**The task**
Copy out the complete listing, word for word.

**Data excerpts**
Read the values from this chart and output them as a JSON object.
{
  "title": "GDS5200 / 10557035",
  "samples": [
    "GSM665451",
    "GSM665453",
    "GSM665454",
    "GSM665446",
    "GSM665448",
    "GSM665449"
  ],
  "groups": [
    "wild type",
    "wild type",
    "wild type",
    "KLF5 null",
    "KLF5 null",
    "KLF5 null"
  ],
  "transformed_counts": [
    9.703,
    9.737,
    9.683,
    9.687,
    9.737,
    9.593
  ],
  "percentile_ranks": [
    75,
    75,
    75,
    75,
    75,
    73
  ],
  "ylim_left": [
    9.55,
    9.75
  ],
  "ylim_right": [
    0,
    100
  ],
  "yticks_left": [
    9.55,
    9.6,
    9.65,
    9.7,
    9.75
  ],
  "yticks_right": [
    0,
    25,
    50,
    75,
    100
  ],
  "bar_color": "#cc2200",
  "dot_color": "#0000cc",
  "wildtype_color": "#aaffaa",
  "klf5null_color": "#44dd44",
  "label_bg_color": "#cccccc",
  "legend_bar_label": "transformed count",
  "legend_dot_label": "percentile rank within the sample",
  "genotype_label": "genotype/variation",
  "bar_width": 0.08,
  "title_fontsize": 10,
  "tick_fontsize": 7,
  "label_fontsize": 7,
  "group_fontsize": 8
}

**Written answer**
Read the values from this chart and output them as a JSON object.
{
  "title": "GDS5200 / 10557035",
  "samples": [
    "GSM665451",
    "GSM665453",
    "GSM665454",
    "GSM665446",
    "GSM665448",
    "GSM665449"
  ],
  "groups": [
    "wild type",
    "wild type",
    "wild type",
    "KLF5 null",
    "KLF5 null",
    "KLF5 null"
  ],
  "transformed_counts": [
    9.703,
    9.737,
    9.683,
    9.687,
    9.737,
    9.593
  ],
  "percentile_ranks": [
    75,
    75,
    75,
    75,
    75,
    73
  ],
  "ylim_left": [
    9.55,
    9.75
  ],
  "ylim_right": [
    0,
    100
  ],
  "yticks_left": [
    9.55,
    9.6,
    9.65,
    9.7,
    9.75
  ],
  "yticks_right": [
    0,
    25,
    50,
    75,
    100
  ],
  "bar_color": "#cc2200",
  "dot_color": "#0000cc",
  "wildtype_color": "#aaffaa",
  "klf5null_color": "#44dd44",
  "label_bg_color": "#cccccc",
  "legend_bar_label": "transformed count",
  "legend_dot_label": "percentile rank within the sample",
  "genotype_label": "genotype/variation",
  "bar_width": 0.08,
  "title_fontsize": 10,
  "tick_fontsize": 7,
  "label_fontsize": 7,
  "group_fontsize": 8
}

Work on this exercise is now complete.